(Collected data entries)
<<<<
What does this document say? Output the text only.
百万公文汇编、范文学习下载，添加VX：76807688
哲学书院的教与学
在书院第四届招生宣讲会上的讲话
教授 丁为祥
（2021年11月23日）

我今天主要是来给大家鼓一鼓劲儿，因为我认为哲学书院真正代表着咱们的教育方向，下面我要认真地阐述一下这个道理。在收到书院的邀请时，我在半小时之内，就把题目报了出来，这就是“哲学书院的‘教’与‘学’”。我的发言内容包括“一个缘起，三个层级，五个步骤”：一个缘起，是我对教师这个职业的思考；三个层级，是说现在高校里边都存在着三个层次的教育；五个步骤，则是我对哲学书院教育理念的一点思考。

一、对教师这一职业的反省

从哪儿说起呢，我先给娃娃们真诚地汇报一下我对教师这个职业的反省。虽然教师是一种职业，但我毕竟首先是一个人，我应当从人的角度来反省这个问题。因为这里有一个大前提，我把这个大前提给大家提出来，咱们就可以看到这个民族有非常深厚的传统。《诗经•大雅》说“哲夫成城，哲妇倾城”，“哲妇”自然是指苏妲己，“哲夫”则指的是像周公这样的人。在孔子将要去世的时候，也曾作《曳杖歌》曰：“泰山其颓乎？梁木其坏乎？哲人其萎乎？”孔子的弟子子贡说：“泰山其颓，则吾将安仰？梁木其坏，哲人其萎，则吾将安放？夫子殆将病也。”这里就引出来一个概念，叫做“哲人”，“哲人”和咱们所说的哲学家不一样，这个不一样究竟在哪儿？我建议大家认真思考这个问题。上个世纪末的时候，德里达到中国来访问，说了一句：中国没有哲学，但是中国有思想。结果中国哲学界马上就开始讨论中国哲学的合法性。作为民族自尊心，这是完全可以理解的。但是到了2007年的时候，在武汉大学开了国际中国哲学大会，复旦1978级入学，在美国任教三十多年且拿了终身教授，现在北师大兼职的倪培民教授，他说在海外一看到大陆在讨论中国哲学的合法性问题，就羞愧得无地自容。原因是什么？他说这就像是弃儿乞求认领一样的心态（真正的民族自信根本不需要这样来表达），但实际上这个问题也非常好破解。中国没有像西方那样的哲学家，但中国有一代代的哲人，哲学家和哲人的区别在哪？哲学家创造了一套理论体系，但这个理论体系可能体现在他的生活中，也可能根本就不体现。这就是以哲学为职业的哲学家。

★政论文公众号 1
>>>>
• **Instruction**
Repeat every record exactly as written, please.

• **Task result**
What does this document say? Output the text only.
百万公文汇编、范文学习下载，添加VX：76807688
哲学书院的教与学
在书院第四届招生宣讲会上的讲话
教授 丁为祥
（2021年11月23日）

我今天主要是来给大家鼓一鼓劲儿，因为我认为哲学书院真正代表着咱们的教育方向，下面我要认真地阐述一下这个道理。在收到书院的邀请时，我在半小时之内，就把题目报了出来，这就是“哲学书院的‘教’与‘学’”。我的发言内容包括“一个缘起，三个层级，五个步骤”：一个缘起，是我对教师这个职业的思考；三个层级，是说现在高校里边都存在着三个层次的教育；五个步骤，则是我对哲学书院教育理念的一点思考。

一、对教师这一职业的反省

从哪儿说起呢，我先给娃娃们真诚地汇报一下我对教师这个职业的反省。虽然教师是一种职业，但我毕竟首先是一个人，我应当从人的角度来反省这个问题。因为这里有一个大前提，我把这个大前提给大家提出来，咱们就可以看到这个民族有非常深厚的传统。《诗经•大雅》说“哲夫成城，哲妇倾城”，“哲妇”自然是指苏妲己，“哲夫”则指的是像周公这样的人。在孔子将要去世的时候，也曾作《曳杖歌》曰：“泰山其颓乎？梁木其坏乎？哲人其萎乎？”孔子的弟子子贡说：“泰山其颓，则吾将安仰？梁木其坏，哲人其萎，则吾将安放？夫子殆将病也。”这里就引出来一个概念，叫做“哲人”，“哲人”和咱们所说的哲学家不一样，这个不一样究竟在哪儿？我建议大家认真思考这个问题。上个世纪末的时候，德里达到中国来访问，说了一句：中国没有哲学，但是中国有思想。结果中国哲学界马上就开始讨论中国哲学的合法性。作为民族自尊心，这是完全可以理解的。但是到了2007年的时候，在武汉大学开了国际中国哲学大会，复旦1978级入学，在美国任教三十多年且拿了终身教授，现在北师大兼职的倪培民教授，他说在海外一看到大陆在讨论中国哲学的合法性问题，就羞愧得无地自容。原因是什么？他说这就像是弃儿乞求认领一样的心态（真正的民族自信根本不需要这样来表达），但实际上这个问题也非常好破解。中国没有像西方那样的哲学家，但中国有一代代的哲人，哲学家和哲人的区别在哪？哲学家创造了一套理论体系，但这个理论体系可能体现在他的生活中，也可能根本就不体现。这就是以哲学为职业的哲学家。

★政论文公众号 1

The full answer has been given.